Given task> Copy each line below in which the word "родительского" occurs.

Exercise materials>

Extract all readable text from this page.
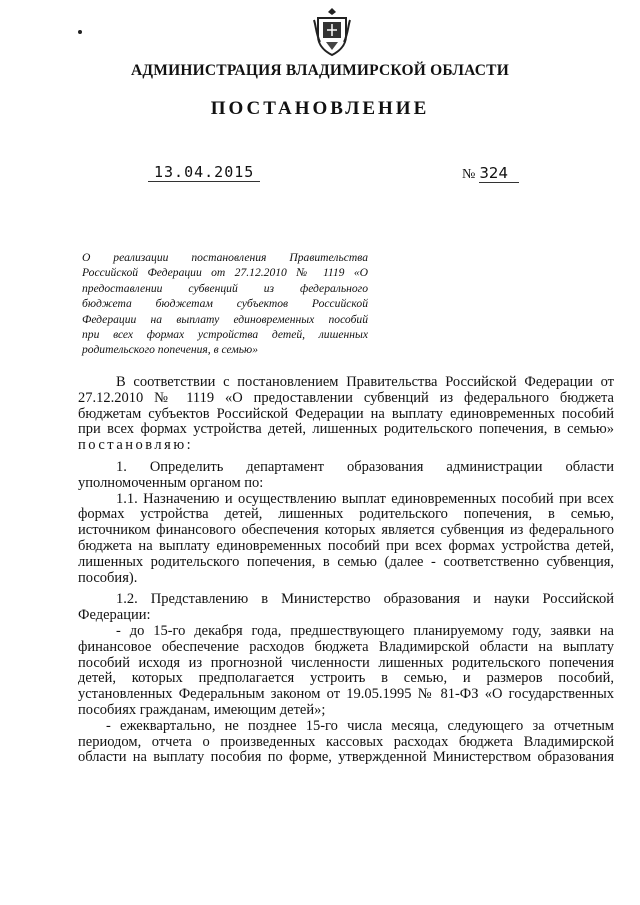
АДМИНИСТРАЦИЯ ВЛАДИМИРСКОЙ ОБЛАСТИ
ПОСТАНОВЛЕНИЕ
13.04.2015	№ 324
О реализации постановления Правительства
Российской Федерации от 27.12.2010 № 1119 «О
предоставлении субвенций из федерального
бюджета бюджетам субъектов Российской
Федерации на выплату единовременных пособий
при всех формах устройства детей, лишенных
родительского попечения, в семью»
В соответствии с постановлением Правительства Российской Федерации от
27.12.2010 № 1119 «О предоставлении субвенций из федерального бюджета
бюджетам субъектов Российской Федерации на выплату единовременных пособий
при всех формах устройства детей, лишенных родительского попечения, в семью»
постановляю:
1. Определить департамент образования администрации области
уполномоченным органом по:
1.1. Назначению и осуществлению выплат единовременных пособий при всех
формах устройства детей, лишенных родительского попечения, в семью,
источником финансового обеспечения которых является субвенция из федерального
бюджета на выплату единовременных пособий при всех формах устройства детей,
лишенных родительского попечения, в семью (далее - соответственно субвенция,
пособия).
1.2. Представлению в Министерство образования и науки Российской
Федерации:
- до 15-го декабря года, предшествующего планируемому году, заявки на
финансовое обеспечение расходов бюджета Владимирской области на выплату
пособий исходя из прогнозной численности лишенных родительского попечения
детей, которых предполагается устроить в семью, и размеров пособий,
установленных Федеральным законом от 19.05.1995 № 81-ФЗ «О государственных
пособиях гражданам, имеющим детей»;
- ежеквартально, не позднее 15-го числа месяца, следующего за отчетным
периодом, отчета о произведенных кассовых расходах бюджета Владимирской
области на выплату пособия по форме, утвержденной Министерством образования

Expected answer>
родительского попечения, в семью»
при всех формах устройства детей, лишенных родительского попечения, в семью»
формах устройства детей, лишенных родительского попечения, в семью,
лишенных родительского попечения, в семью (далее - соответственно субвенция,
пособий исходя из прогнозной численности лишенных родительского попечения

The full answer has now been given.